What you are asked to do
Quote everything from the line containing "legend-label: Osteocalcin: [496, 24, 583, 42]" down to the line containing "y-tick-label: 4: [52, 175, 62, 193]", reproducing those lines verbatim.

Available data

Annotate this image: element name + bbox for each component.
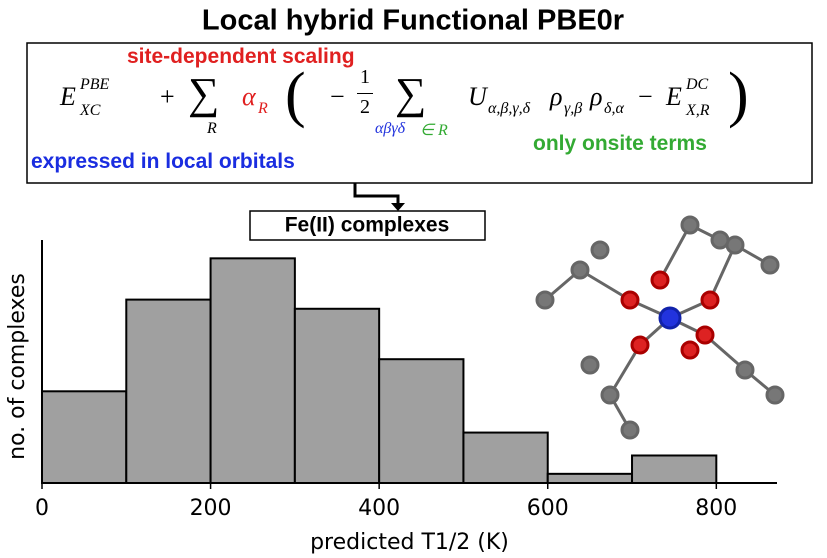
formula-den: 2	[360, 96, 370, 118]
formula-sup: PBE	[80, 76, 110, 93]
formula-sum-index: ∈ R	[420, 122, 448, 139]
fraction-bar	[357, 93, 373, 94]
bar	[378, 358, 465, 484]
orbitals-note: expressed in local orbitals	[31, 150, 295, 173]
formula-term: E	[666, 82, 682, 111]
formula-op: −	[638, 82, 653, 111]
formula-paren: )	[728, 61, 749, 129]
system-box	[249, 210, 486, 241]
x-tick-label: 400	[358, 496, 400, 521]
bar	[462, 431, 549, 485]
formula-term: U	[468, 82, 487, 111]
formula-sub: δ,α	[604, 100, 624, 117]
bar	[631, 454, 718, 485]
x-tick-label: 0	[35, 496, 49, 521]
formula-sub: XC	[80, 102, 101, 119]
formula-alpha-sub: R	[258, 100, 268, 117]
x-axis-label: predicted T1/2 (K)	[310, 530, 509, 555]
formula-sum-index: αβγδ	[375, 120, 406, 137]
arrow	[353, 183, 400, 204]
formula-box	[26, 42, 813, 184]
formula-paren: (	[285, 61, 306, 129]
bar	[41, 390, 128, 484]
bar	[125, 298, 212, 484]
formula-op: −	[330, 82, 345, 111]
y-axis-label: no. of complexes	[5, 273, 30, 460]
bar	[209, 257, 296, 484]
formula-op: +	[160, 82, 175, 111]
formula-term: ρ	[550, 82, 563, 111]
bar	[293, 307, 381, 484]
formula-sub: X,R	[686, 102, 710, 119]
formula-alpha: α	[242, 82, 256, 111]
system-label: Fe(II) complexes	[285, 214, 450, 237]
formula-term: E	[60, 82, 76, 111]
x-tick-label: 600	[527, 496, 569, 521]
formula: E PBE XC + ∑ R α R ( − 1 2 ∑ αβγδ ∈ R U …	[60, 61, 810, 148]
formula-term: ρ	[590, 82, 603, 111]
formula-sum-index: R	[207, 120, 217, 137]
scaling-note: site-dependent scaling	[127, 45, 355, 68]
formula-sum: ∑	[395, 69, 427, 118]
arrow-head	[391, 203, 405, 211]
formula-sum: ∑	[188, 69, 220, 118]
onsite-note: only onsite terms	[533, 132, 707, 155]
bar	[546, 472, 634, 485]
formula-sup: DC	[686, 76, 709, 93]
chart-title: Local hybrid Functional PBE0r	[202, 5, 624, 37]
formula-sub: α,β,γ,δ	[488, 100, 531, 117]
formula-num: 1	[360, 66, 370, 88]
x-tick-label: 800	[695, 496, 737, 521]
x-tick-label: 200	[190, 496, 232, 521]
formula-sub: γ,β	[564, 100, 583, 117]
molecule	[535, 215, 785, 440]
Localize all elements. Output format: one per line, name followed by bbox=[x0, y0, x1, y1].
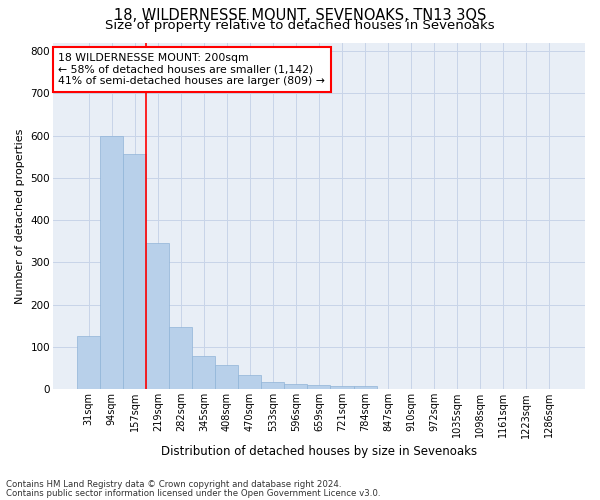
Text: Size of property relative to detached houses in Sevenoaks: Size of property relative to detached ho… bbox=[105, 19, 495, 32]
Bar bbox=[123, 154, 146, 390]
Bar bbox=[146, 242, 169, 390]
Bar bbox=[284, 384, 307, 390]
Bar bbox=[100, 136, 123, 390]
Bar bbox=[193, 356, 215, 390]
Text: Contains public sector information licensed under the Open Government Licence v3: Contains public sector information licen… bbox=[6, 488, 380, 498]
X-axis label: Distribution of detached houses by size in Sevenoaks: Distribution of detached houses by size … bbox=[161, 444, 477, 458]
Bar bbox=[353, 386, 377, 390]
Text: Contains HM Land Registry data © Crown copyright and database right 2024.: Contains HM Land Registry data © Crown c… bbox=[6, 480, 341, 489]
Y-axis label: Number of detached properties: Number of detached properties bbox=[15, 128, 25, 304]
Bar bbox=[307, 385, 331, 390]
Bar bbox=[215, 365, 238, 390]
Bar bbox=[331, 386, 353, 390]
Bar bbox=[238, 376, 262, 390]
Bar bbox=[262, 382, 284, 390]
Text: 18, WILDERNESSE MOUNT, SEVENOAKS, TN13 3QS: 18, WILDERNESSE MOUNT, SEVENOAKS, TN13 3… bbox=[114, 8, 486, 22]
Bar bbox=[77, 336, 100, 390]
Text: 18 WILDERNESSE MOUNT: 200sqm
← 58% of detached houses are smaller (1,142)
41% of: 18 WILDERNESSE MOUNT: 200sqm ← 58% of de… bbox=[58, 53, 325, 86]
Bar bbox=[169, 326, 193, 390]
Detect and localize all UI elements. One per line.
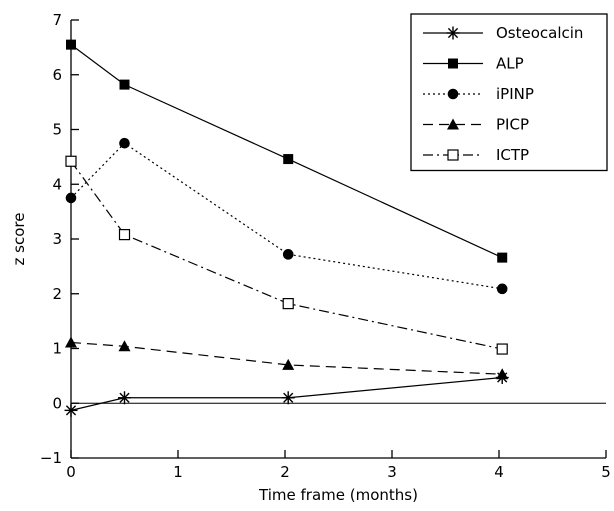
legend-label: Osteocalcin: [496, 24, 583, 42]
series-osteocalcin: [64, 371, 509, 417]
y-tick-label: 7: [52, 11, 62, 29]
x-tick-label: 4: [494, 463, 504, 481]
data-point: [119, 137, 130, 149]
data-point: [447, 88, 459, 100]
data-point: [64, 403, 78, 417]
legend-label: PICP: [496, 116, 529, 134]
data-point: [496, 343, 508, 355]
legend-label: ICTP: [496, 146, 529, 164]
data-point: [66, 39, 76, 50]
legend-entry: ALP: [423, 55, 524, 73]
series-picp: [65, 336, 509, 380]
series-line: [70, 341, 503, 375]
series-layer: [64, 39, 509, 417]
data-point: [65, 192, 77, 204]
data-point: [118, 391, 131, 405]
y-tick-label: 4: [52, 175, 62, 193]
x-tick-label: 2: [280, 463, 290, 481]
legend-label: iPINP: [496, 85, 534, 103]
data-point: [65, 155, 77, 167]
data-point: [118, 229, 131, 241]
data-point: [282, 358, 295, 370]
data-point: [496, 283, 508, 295]
series-line: [70, 142, 503, 290]
data-point: [282, 298, 294, 310]
y-tick-label: 2: [52, 285, 62, 303]
data-point: [448, 58, 458, 69]
y-tick-label: 3: [52, 230, 62, 248]
legend-entry: Osteocalcin: [423, 24, 583, 42]
legend-entry: iPINP: [423, 85, 534, 103]
data-point: [65, 336, 77, 348]
series-alp: [66, 39, 508, 263]
data-point: [447, 149, 459, 161]
data-point: [118, 340, 131, 352]
data-point: [119, 79, 130, 90]
y-tick-label: −1: [40, 449, 62, 467]
data-point: [447, 118, 459, 130]
data-point: [496, 368, 509, 380]
data-point: [282, 249, 294, 260]
legend-label: ALP: [496, 55, 524, 73]
data-point: [281, 391, 295, 405]
data-point: [497, 252, 508, 263]
y-tick-label: 0: [52, 394, 62, 412]
y-axis-title: z score: [10, 213, 28, 266]
series-line: [70, 160, 503, 350]
series-line: [70, 44, 503, 259]
y-tick-label: 5: [52, 121, 62, 139]
y-tick-label: 1: [52, 340, 62, 358]
series-line: [70, 376, 503, 411]
series-ictp: [65, 155, 508, 355]
y-tick-label: 6: [52, 66, 62, 84]
legend: Osteocalcin ALP iPINP PICP ICTP: [410, 13, 608, 172]
x-tick-label: 5: [601, 463, 611, 481]
x-axis-title: Time frame (months): [258, 486, 418, 504]
legend-entry: PICP: [423, 116, 529, 134]
data-point: [446, 26, 460, 40]
series-ipinp: [65, 137, 508, 295]
x-tick-label: 3: [387, 463, 397, 481]
data-point: [283, 154, 294, 165]
legend-box: [410, 13, 608, 172]
x-tick-label: 1: [173, 463, 183, 481]
legend-entry: ICTP: [423, 146, 529, 164]
x-tick-label: 0: [66, 463, 76, 481]
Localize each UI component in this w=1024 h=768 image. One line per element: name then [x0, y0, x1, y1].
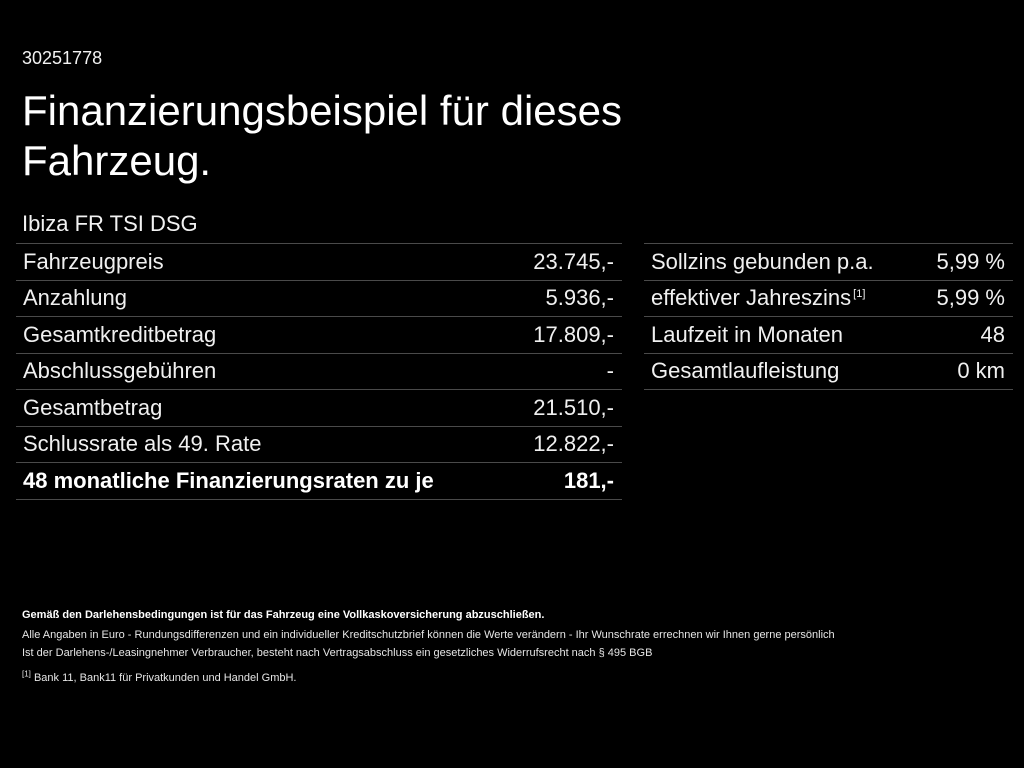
table-row-down-payment: Anzahlung 5.936,-	[16, 281, 622, 317]
row-label: Fahrzeugpreis	[23, 248, 164, 274]
row-value: 23.745,-	[533, 248, 614, 274]
row-label: Anzahlung	[23, 285, 127, 311]
table-row-total-amount: Gesamtbetrag 21.510,-	[16, 390, 622, 427]
vehicle-model: Ibiza FR TSI DSG	[22, 211, 198, 236]
row-value: -	[606, 358, 614, 384]
interest-table: Sollzins gebunden p.a. 5,99 % effektiver…	[644, 243, 1013, 390]
table-row-total-mileage: Gesamtlaufleistung 0 km	[644, 354, 1013, 390]
footnote-marker: [1]	[853, 287, 866, 300]
row-value: 17.809,-	[533, 321, 614, 347]
row-label: Gesamtkreditbetrag	[23, 321, 217, 347]
row-value: 48	[980, 321, 1005, 347]
table-row-credit-amount: Gesamtkreditbetrag 17.809,-	[16, 317, 622, 354]
row-label: Abschlussgebühren	[23, 358, 217, 384]
offer-id: 30251778	[22, 48, 103, 68]
row-value: 181,-	[563, 467, 614, 493]
row-value: 5,99 %	[936, 248, 1006, 274]
row-label: Gesamtbetrag	[23, 394, 163, 420]
withdrawal-right-line: Ist der Darlehens-/Leasingnehmer Verbrau…	[22, 647, 653, 659]
table-row-effective-rate: effektiver Jahreszins [1] 5,99 %	[644, 281, 1013, 317]
row-label-wrapper: effektiver Jahreszins [1]	[651, 285, 865, 311]
footnote: [1] Bank 11, Bank11 für Privatkunden und…	[22, 669, 1002, 687]
table-row-closing-fees: Abschlussgebühren -	[16, 354, 622, 390]
table-row-monthly-installment: 48 monatliche Finanzierungsraten zu je 1…	[16, 463, 622, 500]
row-value: 5,99 %	[936, 285, 1006, 311]
row-value: 12.822,-	[533, 431, 614, 457]
row-value: 0 km	[957, 358, 1005, 384]
footnote-text: Bank 11, Bank11 für Privatkunden und Han…	[33, 672, 297, 684]
table-row-vehicle-price: Fahrzeugpreis 23.745,-	[16, 244, 622, 281]
disclaimer-line: Alle Angaben in Euro - Rundungsdifferenz…	[22, 629, 835, 641]
footnote-marker: [1]	[22, 669, 31, 679]
table-row-final-installment: Schlussrate als 49. Rate 12.822,-	[16, 427, 622, 463]
row-value: 5.936,-	[545, 285, 615, 311]
page-title: Finanzierungsbeispiel für dieses Fahrzeu…	[22, 87, 622, 184]
row-label: Gesamtlaufleistung	[651, 358, 840, 384]
row-value: 21.510,-	[533, 394, 614, 420]
table-row-nominal-rate: Sollzins gebunden p.a. 5,99 %	[644, 244, 1013, 281]
row-label: Sollzins gebunden p.a.	[651, 248, 874, 274]
row-label: effektiver Jahreszins	[651, 285, 852, 311]
financing-table: Fahrzeugpreis 23.745,- Anzahlung 5.936,-…	[16, 243, 622, 500]
row-label: Laufzeit in Monaten	[651, 321, 844, 347]
insurance-note: Gemäß den Darlehensbedingungen ist für d…	[22, 609, 545, 621]
table-row-term-months: Laufzeit in Monaten 48	[644, 317, 1013, 354]
row-label: 48 monatliche Finanzierungsraten zu je	[23, 467, 434, 493]
legal-footer: Gemäß den Darlehensbedingungen ist für d…	[22, 606, 1002, 687]
row-label: Schlussrate als 49. Rate	[23, 431, 262, 457]
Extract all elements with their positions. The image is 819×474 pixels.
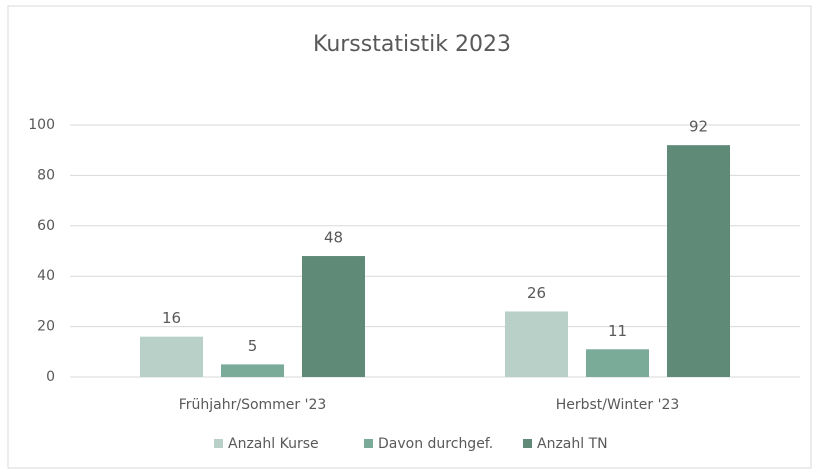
y-tick-label: 40 [37, 268, 55, 284]
bar [505, 311, 568, 377]
y-tick-label: 60 [37, 218, 55, 234]
data-label: 92 [689, 118, 708, 136]
bar [586, 349, 649, 377]
x-tick-label: Herbst/Winter '23 [556, 397, 680, 413]
y-tick-label: 100 [28, 117, 55, 133]
data-label: 11 [608, 322, 627, 340]
x-tick-label: Frühjahr/Sommer '23 [179, 397, 327, 413]
data-label: 16 [162, 309, 181, 327]
legend-label: Davon durchgef. [378, 436, 493, 452]
bar [221, 364, 284, 377]
data-label: 26 [527, 284, 546, 302]
bar [667, 145, 730, 377]
legend-swatch [364, 439, 373, 448]
data-label: 5 [248, 337, 258, 355]
bar [302, 256, 365, 377]
legend-label: Anzahl Kurse [228, 436, 319, 452]
data-label: 48 [324, 229, 343, 247]
y-tick-label: 0 [46, 369, 55, 385]
legend-label: Anzahl TN [537, 436, 608, 452]
legend-swatch [214, 439, 223, 448]
legend-swatch [523, 439, 532, 448]
bar [140, 336, 203, 377]
y-tick-label: 80 [37, 167, 55, 183]
chart-title: Kursstatistik 2023 [313, 32, 511, 57]
y-tick-label: 20 [37, 319, 55, 335]
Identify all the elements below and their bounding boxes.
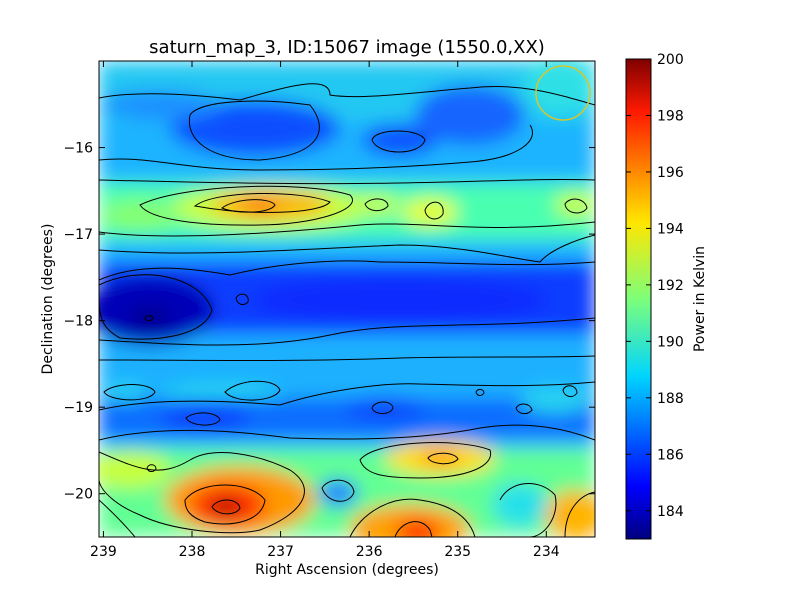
- y-tick-label: −19: [63, 400, 93, 416]
- y-axis-label: Declination (degrees): [40, 224, 56, 375]
- colorbar-tick-label: 184: [657, 504, 684, 520]
- beam-marker: [535, 65, 591, 121]
- colorbar-tick-label: 192: [657, 278, 684, 294]
- colorbar-tick-label: 198: [657, 108, 684, 124]
- x-tick-label: 239: [90, 544, 117, 560]
- colorbar: 184 186 188 190 192 194 196 198 200 Power in Kel…: [625, 52, 708, 540]
- y-tick-label: −16: [63, 141, 93, 157]
- y-tick-label: −18: [63, 314, 93, 330]
- colorbar-tick-label: 194: [657, 221, 684, 237]
- x-tick-label: 236: [356, 544, 383, 560]
- plot-frame: [98, 60, 596, 538]
- colorbar-tick-label: 188: [657, 391, 684, 407]
- colorbar-gradient: [625, 58, 652, 540]
- chart-title: saturn_map_3, ID:15067 image (1550.0,XX): [149, 37, 545, 58]
- x-axis-label: Right Ascension (degrees): [255, 562, 439, 578]
- x-tick-label: 237: [267, 544, 294, 560]
- y-tick-label: −20: [63, 487, 93, 503]
- x-tick-label: 235: [444, 544, 471, 560]
- x-tick-label: 238: [179, 544, 206, 560]
- x-tick-label: 234: [533, 544, 560, 560]
- colorbar-tick-label: 200: [657, 52, 684, 68]
- colorbar-tick-label: 190: [657, 334, 684, 350]
- colorbar-tick-label: 186: [657, 447, 684, 463]
- y-tick-label: −17: [63, 227, 93, 243]
- colorbar-tick-label: 196: [657, 165, 684, 181]
- x-axis: 239 238 237 236 235 234: [90, 61, 560, 560]
- colorbar-label: Power in Kelvin: [692, 246, 708, 352]
- heatmap-area: [99, 61, 595, 537]
- y-axis: −16 −17 −18 −19 −20: [63, 141, 595, 503]
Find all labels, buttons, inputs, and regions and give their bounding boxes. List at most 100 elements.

Task solution
legend-label: Osteocalcin: [496, 24, 583, 42]
series-osteocalcin: [64, 371, 509, 417]
y-tick-label: 7: [52, 11, 62, 29]
x-tick-label: 4: [494, 463, 504, 481]
data-point: [119, 137, 130, 149]
data-point: [447, 88, 459, 100]
data-point: [64, 403, 78, 417]
legend-label: PICP: [496, 116, 529, 134]
data-point: [496, 343, 508, 355]
legend-label: ICTP: [496, 146, 529, 164]
data-point: [66, 39, 76, 50]
legend-entry: ALP: [423, 55, 524, 73]
series-picp: [65, 336, 509, 380]
series-line: [70, 341, 503, 375]
series-layer: [64, 39, 509, 417]
data-point: [65, 192, 77, 204]
data-point: [118, 391, 131, 405]
y-tick-label: 4: [52, 175, 62, 193]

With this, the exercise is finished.